# Start of Input rows

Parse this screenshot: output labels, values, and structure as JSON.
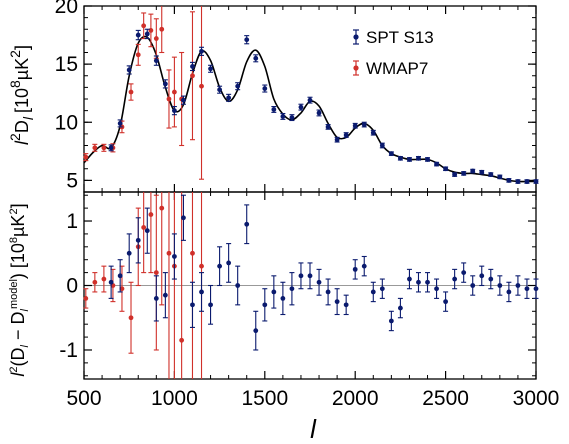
{
  "chart_data": [
    {
      "type": "scatter",
      "panel": "top",
      "ylabel": "l^2 D_l [10^8 µK^2]",
      "ylabel_parts": {
        "pre": "l",
        "sup1": "2",
        "d": "D",
        "sub": "l",
        "units_open": "[10",
        "sup2": "8",
        "units_mid": "µK",
        "sup3": "2",
        "units_close": "]"
      },
      "xlim": [
        500,
        3000
      ],
      "ylim": [
        4,
        20
      ],
      "yticks": [
        5,
        10,
        15,
        20
      ],
      "grid": false,
      "legend": {
        "placement": "top-right",
        "entries": [
          {
            "label": "SPT S13",
            "color": "#0a1a6e"
          },
          {
            "label": "WMAP7",
            "color": "#d0302a"
          }
        ]
      },
      "series": [
        {
          "name": "SPT S13",
          "color": "#0a1a6e",
          "x": [
            650,
            700,
            750,
            800,
            850,
            900,
            950,
            1000,
            1050,
            1100,
            1150,
            1200,
            1250,
            1300,
            1350,
            1400,
            1450,
            1500,
            1550,
            1600,
            1650,
            1700,
            1750,
            1800,
            1850,
            1900,
            1950,
            2000,
            2050,
            2100,
            2150,
            2200,
            2250,
            2300,
            2350,
            2400,
            2450,
            2500,
            2550,
            2600,
            2650,
            2700,
            2750,
            2800,
            2850,
            2900,
            2950,
            3000
          ],
          "y": [
            7.8,
            9.9,
            14.5,
            17.5,
            17.6,
            15.3,
            13.3,
            11.0,
            11.9,
            14.8,
            16.1,
            14.6,
            12.8,
            12.1,
            13.1,
            17.1,
            15.5,
            12.9,
            11.1,
            10.5,
            10.4,
            11.3,
            11.9,
            10.8,
            9.6,
            8.5,
            8.9,
            9.7,
            9.8,
            9.1,
            8.0,
            7.3,
            6.9,
            6.8,
            6.9,
            6.8,
            6.4,
            6.0,
            5.5,
            5.6,
            5.8,
            5.7,
            5.5,
            5.3,
            5.0,
            4.9,
            4.9,
            4.9
          ],
          "err": [
            0.25,
            0.3,
            0.35,
            0.4,
            0.4,
            0.4,
            0.35,
            0.35,
            0.35,
            0.35,
            0.35,
            0.3,
            0.3,
            0.3,
            0.3,
            0.35,
            0.3,
            0.3,
            0.25,
            0.25,
            0.25,
            0.25,
            0.25,
            0.25,
            0.2,
            0.2,
            0.2,
            0.2,
            0.2,
            0.2,
            0.2,
            0.15,
            0.15,
            0.15,
            0.15,
            0.15,
            0.15,
            0.15,
            0.15,
            0.15,
            0.15,
            0.15,
            0.15,
            0.15,
            0.15,
            0.15,
            0.15,
            0.15
          ]
        },
        {
          "name": "WMAP7",
          "color": "#d0302a",
          "x": [
            510,
            560,
            610,
            660,
            710,
            760,
            800,
            830,
            870,
            900,
            930,
            970,
            1000,
            1040,
            1100,
            1150
          ],
          "y": [
            7.0,
            7.8,
            7.8,
            7.8,
            9.6,
            12.6,
            15.8,
            18.3,
            17.9,
            17.2,
            18.0,
            12.0,
            12.6,
            12.0,
            14.0,
            13.1
          ],
          "err": [
            0.3,
            0.3,
            0.3,
            0.35,
            0.5,
            0.7,
            0.9,
            1.1,
            1.4,
            1.7,
            2.0,
            2.5,
            3.0,
            4.0,
            5.5,
            8.0
          ]
        }
      ],
      "model_curve": {
        "x": [
          500,
          550,
          600,
          650,
          700,
          750,
          800,
          850,
          900,
          950,
          1000,
          1050,
          1100,
          1150,
          1200,
          1250,
          1300,
          1350,
          1400,
          1450,
          1500,
          1550,
          1600,
          1650,
          1700,
          1750,
          1800,
          1850,
          1900,
          1950,
          2000,
          2050,
          2100,
          2150,
          2200,
          2250,
          2300,
          2350,
          2400,
          2450,
          2500,
          2550,
          2600,
          2650,
          2700,
          2750,
          2800,
          2850,
          2900,
          2950,
          3000
        ],
        "y": [
          6.5,
          7.4,
          8.0,
          7.8,
          9.7,
          14.0,
          16.8,
          17.3,
          15.8,
          13.0,
          11.0,
          11.5,
          14.2,
          16.1,
          15.3,
          13.0,
          11.8,
          12.8,
          15.2,
          16.2,
          14.8,
          12.0,
          10.7,
          10.2,
          10.8,
          11.8,
          11.4,
          9.9,
          8.7,
          8.7,
          9.5,
          9.9,
          9.3,
          8.0,
          7.3,
          7.0,
          6.8,
          6.8,
          6.8,
          6.5,
          6.0,
          5.7,
          5.6,
          5.6,
          5.5,
          5.4,
          5.2,
          5.0,
          4.9,
          4.9,
          4.9
        ],
        "color": "#000000"
      }
    },
    {
      "type": "scatter",
      "panel": "bottom",
      "xlabel": "l",
      "ylabel": "l^2(D_l − D_l^model) [10^8 µK^2]",
      "ylabel_parts": {
        "pre": "l",
        "sup1": "2",
        "open": "(D",
        "sub1": "l",
        "minus": " − D",
        "sub2": "l",
        "supm": "model",
        "close": ") [10",
        "sup2": "8",
        "units_mid": "µK",
        "sup3": "2",
        "units_close": "]"
      },
      "xlim": [
        500,
        3000
      ],
      "ylim": [
        -1.45,
        1.45
      ],
      "xticks": [
        500,
        1000,
        1500,
        2000,
        2500,
        3000
      ],
      "yticks": [
        -1,
        0,
        1
      ],
      "reference_line": 0,
      "grid": false,
      "series": [
        {
          "name": "SPT S13",
          "color": "#0a1a6e",
          "x": [
            650,
            700,
            750,
            800,
            850,
            900,
            950,
            1000,
            1050,
            1100,
            1150,
            1200,
            1250,
            1300,
            1350,
            1400,
            1450,
            1500,
            1550,
            1600,
            1650,
            1700,
            1750,
            1800,
            1850,
            1900,
            1950,
            2000,
            2050,
            2100,
            2150,
            2200,
            2250,
            2300,
            2350,
            2400,
            2450,
            2500,
            2550,
            2600,
            2650,
            2700,
            2750,
            2800,
            2850,
            2900,
            2950,
            3000
          ],
          "y": [
            0.05,
            0.15,
            0.5,
            0.7,
            0.85,
            -0.2,
            -0.15,
            0.45,
            1.05,
            -0.3,
            -0.1,
            -0.3,
            0.3,
            0.35,
            0.0,
            0.95,
            -0.7,
            -0.3,
            -0.1,
            -0.2,
            -0.05,
            0.15,
            0.15,
            0.05,
            -0.1,
            -0.25,
            -0.3,
            0.25,
            0.3,
            -0.1,
            -0.05,
            -0.55,
            -0.35,
            0.1,
            0.05,
            0.05,
            -0.05,
            -0.25,
            0.1,
            0.2,
            0.0,
            0.15,
            0.1,
            0.0,
            -0.1,
            0.0,
            -0.05,
            -0.05
          ],
          "err": [
            0.25,
            0.25,
            0.3,
            0.35,
            0.35,
            0.35,
            0.35,
            0.35,
            0.35,
            0.35,
            0.3,
            0.3,
            0.3,
            0.3,
            0.3,
            0.3,
            0.3,
            0.25,
            0.25,
            0.25,
            0.25,
            0.2,
            0.2,
            0.2,
            0.2,
            0.2,
            0.15,
            0.15,
            0.15,
            0.15,
            0.15,
            0.15,
            0.15,
            0.15,
            0.15,
            0.15,
            0.15,
            0.15,
            0.15,
            0.15,
            0.15,
            0.15,
            0.15,
            0.15,
            0.15,
            0.15,
            0.15,
            0.15
          ]
        },
        {
          "name": "WMAP7",
          "color": "#d0302a",
          "x": [
            510,
            560,
            610,
            660,
            710,
            760,
            800,
            830,
            870,
            900,
            930,
            970,
            1000,
            1040,
            1100,
            1150
          ],
          "y": [
            -0.2,
            0.05,
            0.1,
            0.0,
            -0.05,
            -0.5,
            0.6,
            0.9,
            1.1,
            0.2,
            1.2,
            0.5,
            0.3,
            -0.85,
            0.5,
            0.3
          ],
          "err": [
            0.15,
            0.15,
            0.2,
            0.25,
            0.35,
            0.55,
            0.6,
            0.7,
            0.9,
            1.2,
            1.5,
            2.0,
            2.5,
            3.5,
            5.0,
            7.0
          ]
        }
      ]
    }
  ]
}
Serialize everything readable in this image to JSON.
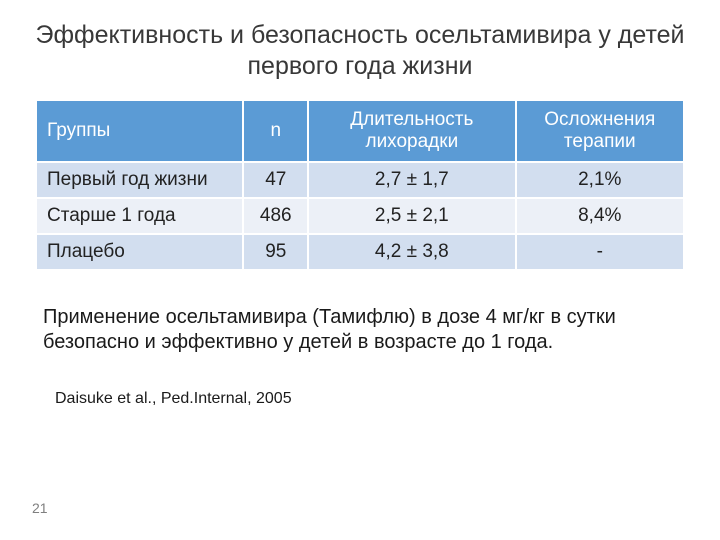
{
  "title": "Эффективность и безопасность осельтамивира у детей первого года жизни",
  "table": {
    "header_bg": "#5b9bd5",
    "header_color": "#ffffff",
    "row_colors": [
      "#d2deef",
      "#ecf0f7",
      "#d2deef"
    ],
    "columns": [
      "Группы",
      "n",
      "Длительность лихорадки",
      "Осложнения терапии"
    ],
    "rows": [
      [
        "Первый год жизни",
        "47",
        "2,7 ± 1,7",
        "2,1%"
      ],
      [
        "Старше 1 года",
        "486",
        "2,5 ± 2,1",
        "8,4%"
      ],
      [
        "Плацебо",
        "95",
        "4,2 ± 3,8",
        "-"
      ]
    ]
  },
  "body_text": "Применение осельтамивира (Тамифлю) в дозе 4 мг/кг в сутки безопасно и эффективно у детей в возрасте до 1 года.",
  "citation": "Daisuke et al., Ped.Internal, 2005",
  "page_number": "21"
}
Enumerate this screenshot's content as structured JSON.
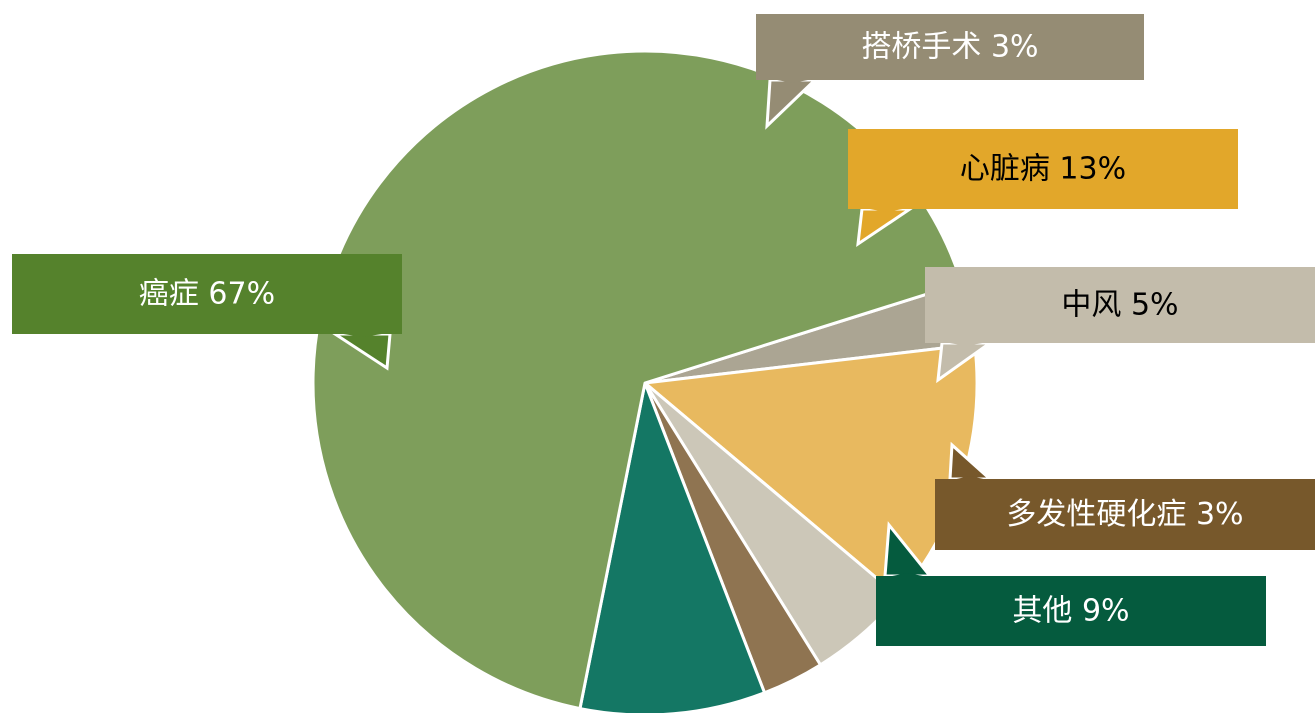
{
  "chart_data": {
    "type": "pie",
    "title": "",
    "slices": [
      {
        "label": "搭桥手术 3%",
        "value": 3,
        "color": "#aba593",
        "callout_color": "#958c74",
        "text_color": "#ffffff"
      },
      {
        "label": "心脏病 13%",
        "value": 13,
        "color": "#e8b95f",
        "callout_color": "#e2a72a",
        "text_color": "#000000"
      },
      {
        "label": "中风 5%",
        "value": 5,
        "color": "#ccc7b8",
        "callout_color": "#c3bcab",
        "text_color": "#000000"
      },
      {
        "label": "多发性硬化症 3%",
        "value": 3,
        "color": "#8f7451",
        "callout_color": "#77582b",
        "text_color": "#ffffff"
      },
      {
        "label": "其他 9%",
        "value": 9,
        "color": "#147764",
        "callout_color": "#055b3e",
        "text_color": "#ffffff"
      },
      {
        "label": "癌症 67%",
        "value": 67,
        "color": "#7e9e5b",
        "callout_color": "#55822c",
        "text_color": "#ffffff"
      }
    ]
  }
}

# End of Input rows

**What is being asked:**
Only the number is wanted: how many lines contain the string "года"?

**Task solution:**
3